[What you are asked to do] Assemble all lines in which the string "Output" appears.
-- Start --
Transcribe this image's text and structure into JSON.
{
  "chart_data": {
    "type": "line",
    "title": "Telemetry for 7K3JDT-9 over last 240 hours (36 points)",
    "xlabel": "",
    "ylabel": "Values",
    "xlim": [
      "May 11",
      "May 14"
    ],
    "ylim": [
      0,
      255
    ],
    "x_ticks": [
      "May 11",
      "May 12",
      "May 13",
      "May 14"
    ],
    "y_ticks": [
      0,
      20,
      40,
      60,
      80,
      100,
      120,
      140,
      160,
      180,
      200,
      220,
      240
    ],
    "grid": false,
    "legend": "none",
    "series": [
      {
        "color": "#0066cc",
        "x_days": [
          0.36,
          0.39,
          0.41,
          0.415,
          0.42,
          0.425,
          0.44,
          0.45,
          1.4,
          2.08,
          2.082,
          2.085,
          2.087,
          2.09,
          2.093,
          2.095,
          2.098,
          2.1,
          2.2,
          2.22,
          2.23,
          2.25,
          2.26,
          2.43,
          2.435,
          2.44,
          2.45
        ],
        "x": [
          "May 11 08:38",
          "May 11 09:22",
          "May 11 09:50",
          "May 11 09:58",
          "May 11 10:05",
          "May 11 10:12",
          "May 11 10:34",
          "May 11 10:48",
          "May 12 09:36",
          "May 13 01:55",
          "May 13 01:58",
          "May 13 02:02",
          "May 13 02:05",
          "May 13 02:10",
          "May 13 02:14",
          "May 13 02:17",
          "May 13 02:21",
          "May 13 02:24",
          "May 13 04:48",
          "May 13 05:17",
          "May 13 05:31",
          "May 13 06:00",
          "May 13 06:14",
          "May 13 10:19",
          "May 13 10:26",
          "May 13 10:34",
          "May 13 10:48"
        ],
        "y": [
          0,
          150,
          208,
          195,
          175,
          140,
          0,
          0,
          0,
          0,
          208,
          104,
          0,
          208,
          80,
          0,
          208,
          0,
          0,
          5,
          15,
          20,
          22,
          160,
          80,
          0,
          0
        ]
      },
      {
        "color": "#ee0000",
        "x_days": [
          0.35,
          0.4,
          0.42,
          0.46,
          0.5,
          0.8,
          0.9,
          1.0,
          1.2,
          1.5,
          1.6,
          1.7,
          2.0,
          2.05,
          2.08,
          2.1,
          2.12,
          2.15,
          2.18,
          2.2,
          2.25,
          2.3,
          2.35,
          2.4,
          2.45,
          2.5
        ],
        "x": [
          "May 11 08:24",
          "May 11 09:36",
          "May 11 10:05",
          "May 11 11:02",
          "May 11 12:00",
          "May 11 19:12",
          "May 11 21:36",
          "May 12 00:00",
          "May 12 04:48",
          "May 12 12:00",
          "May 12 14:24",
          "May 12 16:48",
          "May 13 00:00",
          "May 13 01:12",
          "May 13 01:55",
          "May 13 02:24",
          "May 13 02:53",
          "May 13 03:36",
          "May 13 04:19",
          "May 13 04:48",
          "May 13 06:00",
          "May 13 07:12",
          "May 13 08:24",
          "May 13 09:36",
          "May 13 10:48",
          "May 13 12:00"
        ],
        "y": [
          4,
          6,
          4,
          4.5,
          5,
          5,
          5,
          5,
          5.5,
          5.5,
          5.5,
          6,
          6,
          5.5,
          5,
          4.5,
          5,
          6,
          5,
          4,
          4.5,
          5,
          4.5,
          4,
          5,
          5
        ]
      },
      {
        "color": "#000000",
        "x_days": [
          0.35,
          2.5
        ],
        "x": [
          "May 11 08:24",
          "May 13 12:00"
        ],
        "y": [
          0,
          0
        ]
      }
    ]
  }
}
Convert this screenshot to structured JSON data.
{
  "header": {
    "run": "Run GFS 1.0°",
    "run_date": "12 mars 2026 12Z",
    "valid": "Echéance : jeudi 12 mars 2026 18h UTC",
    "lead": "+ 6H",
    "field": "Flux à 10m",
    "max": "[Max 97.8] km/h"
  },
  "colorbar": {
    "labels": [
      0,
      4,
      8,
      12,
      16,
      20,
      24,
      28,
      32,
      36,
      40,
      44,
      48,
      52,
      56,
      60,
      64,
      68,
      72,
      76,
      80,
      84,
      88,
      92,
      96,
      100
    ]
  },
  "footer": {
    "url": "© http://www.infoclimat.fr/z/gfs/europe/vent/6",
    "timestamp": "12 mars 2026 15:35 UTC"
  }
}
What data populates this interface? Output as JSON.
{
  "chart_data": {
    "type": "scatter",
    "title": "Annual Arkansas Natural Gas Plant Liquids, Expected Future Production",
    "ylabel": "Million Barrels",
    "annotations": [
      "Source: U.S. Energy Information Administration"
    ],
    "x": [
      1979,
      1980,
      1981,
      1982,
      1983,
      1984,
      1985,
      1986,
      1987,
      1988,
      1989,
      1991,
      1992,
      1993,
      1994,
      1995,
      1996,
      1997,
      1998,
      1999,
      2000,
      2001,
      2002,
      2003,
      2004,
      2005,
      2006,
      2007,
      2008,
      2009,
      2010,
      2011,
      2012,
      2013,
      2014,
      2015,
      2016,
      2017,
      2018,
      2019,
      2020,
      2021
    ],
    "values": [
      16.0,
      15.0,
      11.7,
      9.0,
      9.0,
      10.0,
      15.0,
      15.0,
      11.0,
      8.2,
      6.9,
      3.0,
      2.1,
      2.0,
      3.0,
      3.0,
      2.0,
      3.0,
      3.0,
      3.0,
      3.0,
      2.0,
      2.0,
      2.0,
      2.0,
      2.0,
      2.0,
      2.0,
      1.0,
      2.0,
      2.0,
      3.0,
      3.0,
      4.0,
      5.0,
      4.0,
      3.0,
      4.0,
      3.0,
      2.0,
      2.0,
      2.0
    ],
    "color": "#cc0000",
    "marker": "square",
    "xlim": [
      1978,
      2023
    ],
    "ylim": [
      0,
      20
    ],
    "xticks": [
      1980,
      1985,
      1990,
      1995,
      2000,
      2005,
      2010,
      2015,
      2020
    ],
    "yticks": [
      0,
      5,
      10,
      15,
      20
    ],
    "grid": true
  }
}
-- End --
-- Start --
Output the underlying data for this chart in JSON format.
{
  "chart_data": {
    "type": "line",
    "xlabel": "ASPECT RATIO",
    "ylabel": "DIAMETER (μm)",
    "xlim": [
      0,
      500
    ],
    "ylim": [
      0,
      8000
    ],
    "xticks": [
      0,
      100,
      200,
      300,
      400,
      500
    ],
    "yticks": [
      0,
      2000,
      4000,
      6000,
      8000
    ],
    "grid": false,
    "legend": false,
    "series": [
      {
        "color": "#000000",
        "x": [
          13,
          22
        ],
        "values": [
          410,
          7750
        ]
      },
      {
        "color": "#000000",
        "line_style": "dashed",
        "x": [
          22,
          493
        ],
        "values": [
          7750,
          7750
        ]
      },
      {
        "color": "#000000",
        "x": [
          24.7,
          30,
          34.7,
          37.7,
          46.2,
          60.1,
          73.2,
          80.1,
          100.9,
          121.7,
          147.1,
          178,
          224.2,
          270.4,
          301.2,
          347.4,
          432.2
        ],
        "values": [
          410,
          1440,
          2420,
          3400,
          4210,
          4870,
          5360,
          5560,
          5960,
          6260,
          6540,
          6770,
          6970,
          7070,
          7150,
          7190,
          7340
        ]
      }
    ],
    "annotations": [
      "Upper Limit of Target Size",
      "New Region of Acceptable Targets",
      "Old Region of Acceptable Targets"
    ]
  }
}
-- End --
[Task answer]
What data populates this interface? Output as JSON.
Output the underlying data for this chart in JSON format.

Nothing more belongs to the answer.